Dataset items
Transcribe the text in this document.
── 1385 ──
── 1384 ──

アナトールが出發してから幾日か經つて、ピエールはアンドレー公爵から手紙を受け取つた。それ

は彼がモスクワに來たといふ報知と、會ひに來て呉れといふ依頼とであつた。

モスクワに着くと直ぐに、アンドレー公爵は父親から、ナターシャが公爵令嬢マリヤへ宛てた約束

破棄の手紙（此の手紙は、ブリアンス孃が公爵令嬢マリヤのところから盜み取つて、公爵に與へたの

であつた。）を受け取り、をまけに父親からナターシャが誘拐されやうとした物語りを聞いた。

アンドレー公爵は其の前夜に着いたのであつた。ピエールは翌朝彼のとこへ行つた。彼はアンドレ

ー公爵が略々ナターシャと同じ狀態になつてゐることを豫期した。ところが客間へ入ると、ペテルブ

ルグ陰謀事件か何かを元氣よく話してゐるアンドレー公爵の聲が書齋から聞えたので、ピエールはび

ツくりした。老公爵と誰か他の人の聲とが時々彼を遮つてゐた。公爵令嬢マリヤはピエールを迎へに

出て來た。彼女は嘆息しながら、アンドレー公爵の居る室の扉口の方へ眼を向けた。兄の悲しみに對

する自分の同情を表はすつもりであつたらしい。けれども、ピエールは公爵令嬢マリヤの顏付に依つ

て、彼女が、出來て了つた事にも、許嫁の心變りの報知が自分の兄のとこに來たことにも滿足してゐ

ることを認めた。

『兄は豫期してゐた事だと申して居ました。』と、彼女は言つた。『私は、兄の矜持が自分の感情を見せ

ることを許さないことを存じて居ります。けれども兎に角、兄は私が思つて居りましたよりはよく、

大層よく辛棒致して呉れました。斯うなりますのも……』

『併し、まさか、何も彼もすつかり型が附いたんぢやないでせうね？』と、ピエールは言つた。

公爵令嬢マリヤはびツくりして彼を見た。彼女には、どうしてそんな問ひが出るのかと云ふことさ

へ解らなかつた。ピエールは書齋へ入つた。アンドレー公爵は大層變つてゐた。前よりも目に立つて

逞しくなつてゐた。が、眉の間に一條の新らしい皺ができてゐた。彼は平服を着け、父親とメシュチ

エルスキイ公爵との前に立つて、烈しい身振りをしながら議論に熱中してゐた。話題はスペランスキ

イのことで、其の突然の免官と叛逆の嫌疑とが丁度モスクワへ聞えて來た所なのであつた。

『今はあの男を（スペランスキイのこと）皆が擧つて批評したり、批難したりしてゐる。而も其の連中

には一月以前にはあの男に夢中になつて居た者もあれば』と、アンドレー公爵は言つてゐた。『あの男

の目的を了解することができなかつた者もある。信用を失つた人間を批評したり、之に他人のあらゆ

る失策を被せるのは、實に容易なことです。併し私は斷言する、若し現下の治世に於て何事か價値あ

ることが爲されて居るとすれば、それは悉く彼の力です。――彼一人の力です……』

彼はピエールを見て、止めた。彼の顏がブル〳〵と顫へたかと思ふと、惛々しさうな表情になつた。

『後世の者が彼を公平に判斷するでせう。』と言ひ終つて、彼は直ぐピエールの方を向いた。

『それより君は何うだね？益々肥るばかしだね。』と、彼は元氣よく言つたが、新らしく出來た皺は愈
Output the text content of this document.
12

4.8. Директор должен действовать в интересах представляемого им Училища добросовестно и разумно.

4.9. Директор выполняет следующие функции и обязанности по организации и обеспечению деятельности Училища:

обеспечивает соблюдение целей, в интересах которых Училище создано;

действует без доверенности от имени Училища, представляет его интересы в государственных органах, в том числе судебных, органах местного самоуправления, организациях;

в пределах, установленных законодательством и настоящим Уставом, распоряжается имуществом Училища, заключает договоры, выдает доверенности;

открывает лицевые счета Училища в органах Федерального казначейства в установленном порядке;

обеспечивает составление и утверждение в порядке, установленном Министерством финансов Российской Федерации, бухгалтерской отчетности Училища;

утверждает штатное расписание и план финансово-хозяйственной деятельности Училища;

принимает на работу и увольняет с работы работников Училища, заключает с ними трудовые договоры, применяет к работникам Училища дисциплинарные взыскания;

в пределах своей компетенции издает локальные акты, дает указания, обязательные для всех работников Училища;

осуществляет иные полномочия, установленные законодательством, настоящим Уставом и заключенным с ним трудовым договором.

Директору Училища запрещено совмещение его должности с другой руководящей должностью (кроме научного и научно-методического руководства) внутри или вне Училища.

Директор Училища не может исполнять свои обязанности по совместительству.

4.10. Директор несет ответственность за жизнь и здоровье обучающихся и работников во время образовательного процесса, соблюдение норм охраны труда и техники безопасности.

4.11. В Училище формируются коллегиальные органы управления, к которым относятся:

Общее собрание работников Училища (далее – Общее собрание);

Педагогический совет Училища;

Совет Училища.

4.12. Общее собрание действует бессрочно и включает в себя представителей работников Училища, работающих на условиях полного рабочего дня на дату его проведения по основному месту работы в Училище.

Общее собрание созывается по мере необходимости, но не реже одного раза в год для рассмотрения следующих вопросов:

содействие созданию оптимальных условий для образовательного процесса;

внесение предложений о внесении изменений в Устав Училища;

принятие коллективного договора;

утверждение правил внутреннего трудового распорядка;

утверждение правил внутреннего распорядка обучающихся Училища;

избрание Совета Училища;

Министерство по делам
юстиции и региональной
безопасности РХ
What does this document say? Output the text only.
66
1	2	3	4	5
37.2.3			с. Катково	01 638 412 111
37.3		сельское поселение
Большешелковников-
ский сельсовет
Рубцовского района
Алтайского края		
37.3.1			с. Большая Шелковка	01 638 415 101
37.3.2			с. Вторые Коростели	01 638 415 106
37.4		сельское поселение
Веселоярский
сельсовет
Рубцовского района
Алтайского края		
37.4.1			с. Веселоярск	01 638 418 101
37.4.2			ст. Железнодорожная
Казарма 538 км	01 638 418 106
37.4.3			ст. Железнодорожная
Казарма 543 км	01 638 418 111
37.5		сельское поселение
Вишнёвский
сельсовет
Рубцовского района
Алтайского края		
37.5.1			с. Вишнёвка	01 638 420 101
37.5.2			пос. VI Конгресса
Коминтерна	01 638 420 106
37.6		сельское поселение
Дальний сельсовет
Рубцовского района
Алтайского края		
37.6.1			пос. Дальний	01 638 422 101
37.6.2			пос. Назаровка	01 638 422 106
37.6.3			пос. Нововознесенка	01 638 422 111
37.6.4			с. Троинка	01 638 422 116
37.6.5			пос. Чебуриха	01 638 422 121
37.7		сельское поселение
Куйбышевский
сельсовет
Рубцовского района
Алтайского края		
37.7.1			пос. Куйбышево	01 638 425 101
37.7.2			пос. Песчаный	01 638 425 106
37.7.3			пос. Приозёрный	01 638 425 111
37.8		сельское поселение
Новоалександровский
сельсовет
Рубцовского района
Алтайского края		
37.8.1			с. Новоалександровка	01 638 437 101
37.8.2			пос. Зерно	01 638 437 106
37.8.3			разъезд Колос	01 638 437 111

WORK TO BE COMPLETED >> Repeat every record, keeping each word and mark exactly as it is.

THE REPLY >>
Transcribe the text in this document.
── 1385 ──
── 1384 ──

アナトールが出發してから幾日か經つて、ピエールはアンドレー公爵から手紙を受け取つた。それ

は彼がモスクワに來たといふ報知と、會ひに來て呉れといふ依頼とであつた。

モスクワに着くと直ぐに、アンドレー公爵は父親から、ナターシャが公爵令嬢マリヤへ宛てた約束

破棄の手紙（此の手紙は、ブリアンス孃が公爵令嬢マリヤのところから盜み取つて、公爵に與へたの

であつた。）を受け取り、をまけに父親からナターシャが誘拐されやうとした物語りを聞いた。

アンドレー公爵は其の前夜に着いたのであつた。ピエールは翌朝彼のとこへ行つた。彼はアンドレ

ー公爵が略々ナターシャと同じ狀態になつてゐることを豫期した。ところが客間へ入ると、ペテルブ

ルグ陰謀事件か何かを元氣よく話してゐるアンドレー公爵の聲が書齋から聞えたので、ピエールはび

ツくりした。老公爵と誰か他の人の聲とが時々彼を遮つてゐた。公爵令嬢マリヤはピエールを迎へに

出て來た。彼女は嘆息しながら、アンドレー公爵の居る室の扉口の方へ眼を向けた。兄の悲しみに對

する自分の同情を表はすつもりであつたらしい。けれども、ピエールは公爵令嬢マリヤの顏付に依つ

て、彼女が、出來て了つた事にも、許嫁の心變りの報知が自分の兄のとこに來たことにも滿足してゐ

ることを認めた。

『兄は豫期してゐた事だと申して居ました。』と、彼女は言つた。『私は、兄の矜持が自分の感情を見せ

ることを許さないことを存じて居ります。けれども兎に角、兄は私が思つて居りましたよりはよく、

大層よく辛棒致して呉れました。斯うなりますのも……』

『併し、まさか、何も彼もすつかり型が附いたんぢやないでせうね？』と、ピエールは言つた。

公爵令嬢マリヤはびツくりして彼を見た。彼女には、どうしてそんな問ひが出るのかと云ふことさ

へ解らなかつた。ピエールは書齋へ入つた。アンドレー公爵は大層變つてゐた。前よりも目に立つて

逞しくなつてゐた。が、眉の間に一條の新らしい皺ができてゐた。彼は平服を着け、父親とメシュチ

エルスキイ公爵との前に立つて、烈しい身振りをしながら議論に熱中してゐた。話題はスペランスキ

イのことで、其の突然の免官と叛逆の嫌疑とが丁度モスクワへ聞えて來た所なのであつた。

『今はあの男を（スペランスキイのこと）皆が擧つて批評したり、批難したりしてゐる。而も其の連中

には一月以前にはあの男に夢中になつて居た者もあれば』と、アンドレー公爵は言つてゐた。『あの男

の目的を了解することができなかつた者もある。信用を失つた人間を批評したり、之に他人のあらゆ

る失策を被せるのは、實に容易なことです。併し私は斷言する、若し現下の治世に於て何事か價値あ

ることが爲されて居るとすれば、それは悉く彼の力です。――彼一人の力です……』

彼はピエールを見て、止めた。彼の顏がブル〳〵と顫へたかと思ふと、惛々しさうな表情になつた。

『後世の者が彼を公平に判斷するでせう。』と言ひ終つて、彼は直ぐピエールの方を向いた。

『それより君は何うだね？益々肥るばかしだね。』と、彼は元氣よく言つたが、新らしく出來た皺は愈
Output the text content of this document.
12

4.8. Директор должен действовать в интересах представляемого им Училища добросовестно и разумно.

4.9. Директор выполняет следующие функции и обязанности по организации и обеспечению деятельности Училища:

обеспечивает соблюдение целей, в интересах которых Училище создано;

действует без доверенности от имени Училища, представляет его интересы в государственных органах, в том числе судебных, органах местного самоуправления, организациях;

в пределах, установленных законодательством и настоящим Уставом, распоряжается имуществом Училища, заключает договоры, выдает доверенности;

открывает лицевые счета Училища в органах Федерального казначейства в установленном порядке;

обеспечивает составление и утверждение в порядке, установленном Министерством финансов Российской Федерации, бухгалтерской отчетности Училища;

утверждает штатное расписание и план финансово-хозяйственной деятельности Училища;

принимает на работу и увольняет с работы работников Училища, заключает с ними трудовые договоры, применяет к работникам Училища дисциплинарные взыскания;

в пределах своей компетенции издает локальные акты, дает указания, обязательные для всех работников Училища;

осуществляет иные полномочия, установленные законодательством, настоящим Уставом и заключенным с ним трудовым договором.

Директору Училища запрещено совмещение его должности с другой руководящей должностью (кроме научного и научно-методического руководства) внутри или вне Училища.

Директор Училища не может исполнять свои обязанности по совместительству.

4.10. Директор несет ответственность за жизнь и здоровье обучающихся и работников во время образовательного процесса, соблюдение норм охраны труда и техники безопасности.

4.11. В Училище формируются коллегиальные органы управления, к которым относятся:

Общее собрание работников Училища (далее – Общее собрание);

Педагогический совет Училища;

Совет Училища.

4.12. Общее собрание действует бессрочно и включает в себя представителей работников Училища, работающих на условиях полного рабочего дня на дату его проведения по основному месту работы в Училище.

Общее собрание созывается по мере необходимости, но не реже одного раза в год для рассмотрения следующих вопросов:

содействие созданию оптимальных условий для образовательного процесса;

внесение предложений о внесении изменений в Устав Училища;

принятие коллективного договора;

утверждение правил внутреннего трудового распорядка;

утверждение правил внутреннего распорядка обучающихся Училища;

избрание Совета Училища;

Министерство по делам
юстиции и региональной
безопасности РХ
What does this document say? Output the text only.
66
1	2	3	4	5
37.2.3			с. Катково	01 638 412 111
37.3		сельское поселение
Большешелковников-
ский сельсовет
Рубцовского района
Алтайского края		
37.3.1			с. Большая Шелковка	01 638 415 101
37.3.2			с. Вторые Коростели	01 638 415 106
37.4		сельское поселение
Веселоярский
сельсовет
Рубцовского района
Алтайского края		
37.4.1			с. Веселоярск	01 638 418 101
37.4.2			ст. Железнодорожная
Казарма 538 км	01 638 418 106
37.4.3			ст. Железнодорожная
Казарма 543 км	01 638 418 111
37.5		сельское поселение
Вишнёвский
сельсовет
Рубцовского района
Алтайского края		
37.5.1			с. Вишнёвка	01 638 420 101
37.5.2			пос. VI Конгресса
Коминтерна	01 638 420 106
37.6		сельское поселение
Дальний сельсовет
Рубцовского района
Алтайского края		
37.6.1			пос. Дальний	01 638 422 101
37.6.2			пос. Назаровка	01 638 422 106
37.6.3			пос. Нововознесенка	01 638 422 111
37.6.4			с. Троинка	01 638 422 116
37.6.5			пос. Чебуриха	01 638 422 121
37.7		сельское поселение
Куйбышевский
сельсовет
Рубцовского района
Алтайского края		
37.7.1			пос. Куйбышево	01 638 425 101
37.7.2			пос. Песчаный	01 638 425 106
37.7.3			пос. Приозёрный	01 638 425 111
37.8		сельское поселение
Новоалександровский
сельсовет
Рубцовского района
Алтайского края		
37.8.1			с. Новоалександровка	01 638 437 101
37.8.2			пос. Зерно	01 638 437 106
37.8.3			разъезд Колос	01 638 437 111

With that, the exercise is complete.